Stored records
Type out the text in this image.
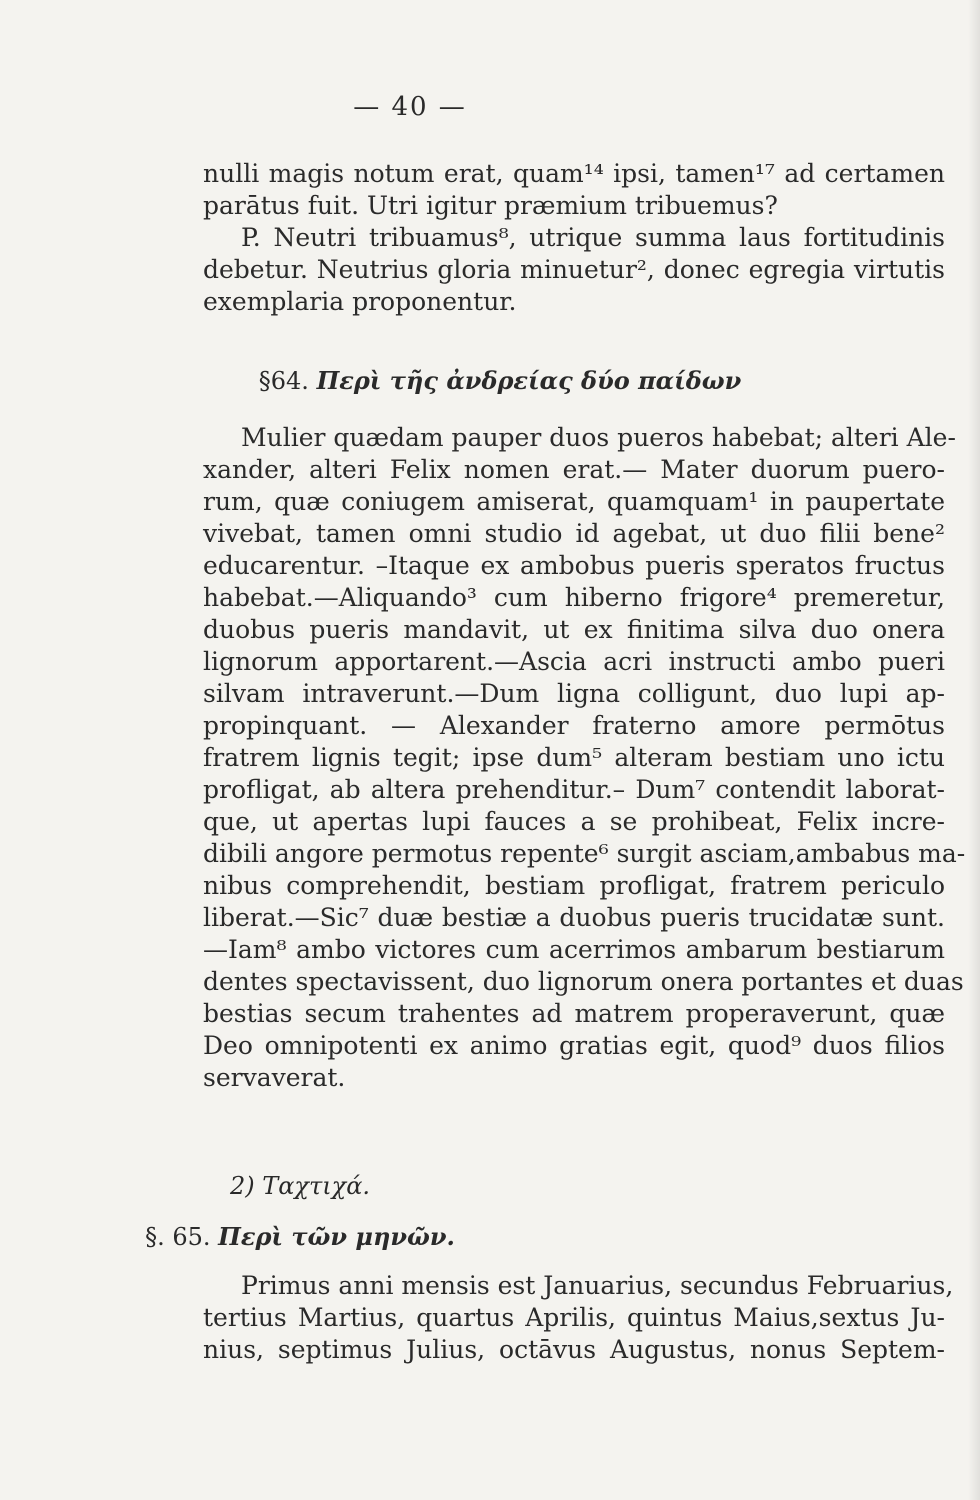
— 40 —
nulli magis notum erat, quam¹⁴ ipsi, tamen¹⁷ ad certamen
parātus fuit. Utri igitur præmium tribuemus?
P. Neutri tribuamus⁸, utrique summa laus fortitudinis
debetur. Neutrius gloria minuetur², donec egregia virtutis
exemplaria proponentur.
§64. Περὶ τῆς ἀνδρείας δύο παίδων
Mulier quædam pauper duos pueros habebat; alteri Ale-
xander, alteri Felix nomen erat.— Mater duorum puero-
rum, quæ coniugem amiserat, quamquam¹ in paupertate
vivebat, tamen omni studio id agebat, ut duo filii bene²
educarentur. –Itaque ex ambobus pueris speratos fructus
habebat.—Aliquando³ cum hiberno frigore⁴ premeretur,
duobus pueris mandavit, ut ex finitima silva duo onera
lignorum apportarent.—Ascia acri instructi ambo pueri
silvam intraverunt.—Dum ligna colligunt, duo lupi ap-
propinquant. — Alexander fraterno amore permōtus
fratrem lignis tegit; ipse dum⁵ alteram bestiam uno ictu
profligat, ab altera prehenditur.– Dum⁷ contendit laborat-
que, ut apertas lupi fauces a se prohibeat, Felix incre-
dibili angore permotus repente⁶ surgit asciam,ambabus ma-
nibus comprehendit, bestiam profligat, fratrem periculo
liberat.—Sic⁷ duæ bestiæ a duobus pueris trucidatæ sunt.
—Iam⁸ ambo victores cum acerrimos ambarum bestiarum
dentes spectavissent, duo lignorum onera portantes et duas
bestias secum trahentes ad matrem properaverunt, quæ
Deo omnipotenti ex animo gratias egit, quod⁹ duos filios
servaverat.
2) Ταχτιχά.
§. 65. Περὶ τῶν μηνῶν.
Primus anni mensis est Januarius, secundus Februarius,
tertius Martius, quartus Aprilis, quintus Maius,sextus Ju-
nius, septimus Julius, octāvus Augustus, nonus Septem-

#### Problem
Write out the records above exactly as they stand, leaving out every picture.

#### Exercise response
Type out the text in this image.
— 40 —
nulli magis notum erat, quam¹⁴ ipsi, tamen¹⁷ ad certamen
parātus fuit. Utri igitur præmium tribuemus?
P. Neutri tribuamus⁸, utrique summa laus fortitudinis
debetur. Neutrius gloria minuetur², donec egregia virtutis
exemplaria proponentur.
§64. Περὶ τῆς ἀνδρείας δύο παίδων
Mulier quædam pauper duos pueros habebat; alteri Ale-
xander, alteri Felix nomen erat.— Mater duorum puero-
rum, quæ coniugem amiserat, quamquam¹ in paupertate
vivebat, tamen omni studio id agebat, ut duo filii bene²
educarentur. –Itaque ex ambobus pueris speratos fructus
habebat.—Aliquando³ cum hiberno frigore⁴ premeretur,
duobus pueris mandavit, ut ex finitima silva duo onera
lignorum apportarent.—Ascia acri instructi ambo pueri
silvam intraverunt.—Dum ligna colligunt, duo lupi ap-
propinquant. — Alexander fraterno amore permōtus
fratrem lignis tegit; ipse dum⁵ alteram bestiam uno ictu
profligat, ab altera prehenditur.– Dum⁷ contendit laborat-
que, ut apertas lupi fauces a se prohibeat, Felix incre-
dibili angore permotus repente⁶ surgit asciam,ambabus ma-
nibus comprehendit, bestiam profligat, fratrem periculo
liberat.—Sic⁷ duæ bestiæ a duobus pueris trucidatæ sunt.
—Iam⁸ ambo victores cum acerrimos ambarum bestiarum
dentes spectavissent, duo lignorum onera portantes et duas
bestias secum trahentes ad matrem properaverunt, quæ
Deo omnipotenti ex animo gratias egit, quod⁹ duos filios
servaverat.
2) Ταχτιχά.
§. 65. Περὶ τῶν μηνῶν.
Primus anni mensis est Januarius, secundus Februarius,
tertius Martius, quartus Aprilis, quintus Maius,sextus Ju-
nius, septimus Julius, octāvus Augustus, nonus Septem-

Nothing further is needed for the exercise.